GIVEN EXERCISE
For every line in the data below that contains "document", copy the line.

------ DATA SHOWN ------

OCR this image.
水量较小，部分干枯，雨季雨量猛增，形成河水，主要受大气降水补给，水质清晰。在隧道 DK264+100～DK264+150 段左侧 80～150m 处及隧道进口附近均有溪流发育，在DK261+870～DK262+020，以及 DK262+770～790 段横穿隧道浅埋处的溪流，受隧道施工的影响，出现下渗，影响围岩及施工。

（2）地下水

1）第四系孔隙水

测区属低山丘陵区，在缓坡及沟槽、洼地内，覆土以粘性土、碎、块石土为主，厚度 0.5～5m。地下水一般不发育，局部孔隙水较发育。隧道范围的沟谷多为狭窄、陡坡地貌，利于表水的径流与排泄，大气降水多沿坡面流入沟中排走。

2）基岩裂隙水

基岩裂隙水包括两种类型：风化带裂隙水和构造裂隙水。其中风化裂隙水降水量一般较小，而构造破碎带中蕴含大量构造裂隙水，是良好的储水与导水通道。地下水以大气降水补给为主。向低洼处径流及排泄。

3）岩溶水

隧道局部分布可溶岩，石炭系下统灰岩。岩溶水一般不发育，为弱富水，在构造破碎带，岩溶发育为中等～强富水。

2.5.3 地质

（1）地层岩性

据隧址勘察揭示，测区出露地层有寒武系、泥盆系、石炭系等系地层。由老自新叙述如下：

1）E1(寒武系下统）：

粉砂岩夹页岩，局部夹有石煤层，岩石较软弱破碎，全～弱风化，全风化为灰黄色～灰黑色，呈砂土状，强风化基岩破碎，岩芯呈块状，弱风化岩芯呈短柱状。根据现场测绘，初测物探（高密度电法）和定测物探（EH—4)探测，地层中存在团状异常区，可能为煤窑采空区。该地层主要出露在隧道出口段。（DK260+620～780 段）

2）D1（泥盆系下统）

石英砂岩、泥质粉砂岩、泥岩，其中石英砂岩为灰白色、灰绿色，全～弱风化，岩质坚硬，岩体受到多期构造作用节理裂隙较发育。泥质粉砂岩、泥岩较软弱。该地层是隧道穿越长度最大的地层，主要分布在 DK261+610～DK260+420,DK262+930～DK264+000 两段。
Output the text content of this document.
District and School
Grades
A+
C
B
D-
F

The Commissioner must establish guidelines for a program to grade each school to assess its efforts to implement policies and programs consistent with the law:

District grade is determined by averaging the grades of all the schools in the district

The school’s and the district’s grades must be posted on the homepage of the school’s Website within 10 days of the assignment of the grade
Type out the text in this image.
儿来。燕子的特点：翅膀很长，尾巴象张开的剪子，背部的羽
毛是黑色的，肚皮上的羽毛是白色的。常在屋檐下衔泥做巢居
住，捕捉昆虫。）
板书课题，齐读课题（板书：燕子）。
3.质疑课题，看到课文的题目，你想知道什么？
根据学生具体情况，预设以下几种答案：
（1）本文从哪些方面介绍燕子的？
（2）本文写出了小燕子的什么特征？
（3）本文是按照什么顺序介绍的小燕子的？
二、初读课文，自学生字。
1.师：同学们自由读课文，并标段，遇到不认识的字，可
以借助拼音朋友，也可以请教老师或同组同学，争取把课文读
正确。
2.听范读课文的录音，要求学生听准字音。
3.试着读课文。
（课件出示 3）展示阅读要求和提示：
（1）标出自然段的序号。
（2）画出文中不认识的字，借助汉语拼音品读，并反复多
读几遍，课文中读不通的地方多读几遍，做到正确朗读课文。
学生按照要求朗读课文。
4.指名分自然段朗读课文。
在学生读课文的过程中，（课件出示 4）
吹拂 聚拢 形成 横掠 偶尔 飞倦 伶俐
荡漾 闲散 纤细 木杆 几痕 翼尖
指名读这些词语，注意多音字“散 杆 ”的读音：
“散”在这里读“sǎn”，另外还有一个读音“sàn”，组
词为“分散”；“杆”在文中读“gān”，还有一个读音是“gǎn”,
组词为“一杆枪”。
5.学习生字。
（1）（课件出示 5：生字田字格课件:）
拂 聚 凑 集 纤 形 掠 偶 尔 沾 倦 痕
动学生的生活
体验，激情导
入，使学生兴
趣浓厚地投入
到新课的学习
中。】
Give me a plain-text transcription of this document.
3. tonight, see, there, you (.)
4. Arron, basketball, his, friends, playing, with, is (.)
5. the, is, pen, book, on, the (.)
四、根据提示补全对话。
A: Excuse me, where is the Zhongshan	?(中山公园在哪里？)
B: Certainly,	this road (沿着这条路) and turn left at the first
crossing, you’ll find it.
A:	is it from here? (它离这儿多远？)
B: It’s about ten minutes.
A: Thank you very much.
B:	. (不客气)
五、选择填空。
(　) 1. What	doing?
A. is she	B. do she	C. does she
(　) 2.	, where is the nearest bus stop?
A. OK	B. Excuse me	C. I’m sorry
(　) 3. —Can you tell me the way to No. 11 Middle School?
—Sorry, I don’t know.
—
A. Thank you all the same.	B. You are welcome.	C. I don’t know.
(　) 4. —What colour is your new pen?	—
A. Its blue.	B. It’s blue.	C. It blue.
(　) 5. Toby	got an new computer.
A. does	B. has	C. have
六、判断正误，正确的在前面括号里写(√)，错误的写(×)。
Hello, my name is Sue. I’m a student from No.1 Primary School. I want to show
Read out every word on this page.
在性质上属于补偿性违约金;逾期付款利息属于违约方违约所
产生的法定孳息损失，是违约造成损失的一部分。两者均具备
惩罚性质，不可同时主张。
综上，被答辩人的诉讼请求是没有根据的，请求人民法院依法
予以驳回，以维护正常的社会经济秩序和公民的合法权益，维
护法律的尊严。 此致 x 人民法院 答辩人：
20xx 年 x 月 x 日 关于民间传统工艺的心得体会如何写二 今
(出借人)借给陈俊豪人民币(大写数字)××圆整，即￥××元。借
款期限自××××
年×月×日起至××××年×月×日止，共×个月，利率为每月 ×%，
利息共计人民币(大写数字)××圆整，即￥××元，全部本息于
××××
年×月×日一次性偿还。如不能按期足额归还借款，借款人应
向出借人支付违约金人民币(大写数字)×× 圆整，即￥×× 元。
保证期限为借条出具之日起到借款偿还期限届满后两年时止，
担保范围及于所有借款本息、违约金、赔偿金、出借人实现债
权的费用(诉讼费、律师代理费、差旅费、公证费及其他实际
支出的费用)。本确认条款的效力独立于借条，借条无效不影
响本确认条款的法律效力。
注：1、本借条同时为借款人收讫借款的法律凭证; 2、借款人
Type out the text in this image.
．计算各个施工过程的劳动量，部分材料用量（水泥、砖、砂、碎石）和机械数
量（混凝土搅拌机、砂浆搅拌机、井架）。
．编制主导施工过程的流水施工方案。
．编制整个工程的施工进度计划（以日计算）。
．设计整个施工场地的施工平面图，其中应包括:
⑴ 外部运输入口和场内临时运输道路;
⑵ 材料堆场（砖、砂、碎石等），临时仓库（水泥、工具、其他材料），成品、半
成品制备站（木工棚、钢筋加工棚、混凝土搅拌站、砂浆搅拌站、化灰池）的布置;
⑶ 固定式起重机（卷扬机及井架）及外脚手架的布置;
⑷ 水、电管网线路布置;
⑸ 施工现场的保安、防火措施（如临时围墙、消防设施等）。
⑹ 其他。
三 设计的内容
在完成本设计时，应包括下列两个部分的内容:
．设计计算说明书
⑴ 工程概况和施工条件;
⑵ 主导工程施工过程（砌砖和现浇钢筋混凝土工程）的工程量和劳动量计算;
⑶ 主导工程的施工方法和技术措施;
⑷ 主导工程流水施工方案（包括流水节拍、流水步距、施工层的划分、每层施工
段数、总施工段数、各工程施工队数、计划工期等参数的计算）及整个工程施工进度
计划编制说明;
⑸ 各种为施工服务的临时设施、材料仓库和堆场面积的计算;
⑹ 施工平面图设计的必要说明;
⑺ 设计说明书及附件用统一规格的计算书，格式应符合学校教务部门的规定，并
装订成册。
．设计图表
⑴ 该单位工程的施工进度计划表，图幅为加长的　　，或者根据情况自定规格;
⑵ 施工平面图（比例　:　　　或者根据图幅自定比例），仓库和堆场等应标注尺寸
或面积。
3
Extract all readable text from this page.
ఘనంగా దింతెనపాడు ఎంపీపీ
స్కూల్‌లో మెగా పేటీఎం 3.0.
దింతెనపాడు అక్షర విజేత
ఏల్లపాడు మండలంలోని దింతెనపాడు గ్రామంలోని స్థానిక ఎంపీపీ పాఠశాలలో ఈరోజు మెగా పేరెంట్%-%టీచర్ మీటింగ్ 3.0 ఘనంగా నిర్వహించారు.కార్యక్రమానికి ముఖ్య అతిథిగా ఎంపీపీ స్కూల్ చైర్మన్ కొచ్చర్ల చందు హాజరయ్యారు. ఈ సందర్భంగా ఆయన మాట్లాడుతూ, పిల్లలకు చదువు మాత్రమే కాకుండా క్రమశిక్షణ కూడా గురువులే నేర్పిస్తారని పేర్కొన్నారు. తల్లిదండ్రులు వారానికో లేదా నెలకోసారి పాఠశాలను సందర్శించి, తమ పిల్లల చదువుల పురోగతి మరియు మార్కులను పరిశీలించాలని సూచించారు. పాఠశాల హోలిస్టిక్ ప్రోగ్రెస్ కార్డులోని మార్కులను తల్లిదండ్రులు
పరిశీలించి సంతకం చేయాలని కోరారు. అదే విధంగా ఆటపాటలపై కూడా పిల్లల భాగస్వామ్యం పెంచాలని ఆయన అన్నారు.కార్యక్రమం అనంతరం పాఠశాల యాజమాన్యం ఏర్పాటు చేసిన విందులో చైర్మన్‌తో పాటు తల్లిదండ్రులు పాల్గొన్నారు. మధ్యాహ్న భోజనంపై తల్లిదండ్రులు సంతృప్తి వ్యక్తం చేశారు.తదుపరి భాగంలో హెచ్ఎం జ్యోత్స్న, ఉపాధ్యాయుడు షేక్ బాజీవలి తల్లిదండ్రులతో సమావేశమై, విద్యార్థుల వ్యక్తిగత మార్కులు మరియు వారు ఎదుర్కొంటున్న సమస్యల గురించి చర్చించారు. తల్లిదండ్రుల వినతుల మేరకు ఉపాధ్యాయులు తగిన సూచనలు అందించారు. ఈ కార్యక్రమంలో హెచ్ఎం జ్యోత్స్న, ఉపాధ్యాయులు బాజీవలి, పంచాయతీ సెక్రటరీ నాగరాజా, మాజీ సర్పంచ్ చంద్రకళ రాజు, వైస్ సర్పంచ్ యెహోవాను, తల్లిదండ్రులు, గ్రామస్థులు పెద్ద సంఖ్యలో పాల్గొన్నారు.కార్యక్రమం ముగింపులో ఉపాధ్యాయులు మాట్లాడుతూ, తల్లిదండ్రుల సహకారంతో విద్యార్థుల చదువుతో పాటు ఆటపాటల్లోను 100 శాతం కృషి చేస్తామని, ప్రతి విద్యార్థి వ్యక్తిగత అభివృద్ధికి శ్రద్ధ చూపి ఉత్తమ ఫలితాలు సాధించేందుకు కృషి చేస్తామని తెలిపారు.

------

ANSWER FOR THIS EXERCISE
Output the text content of this document.
Give me a plain-text transcription of this document.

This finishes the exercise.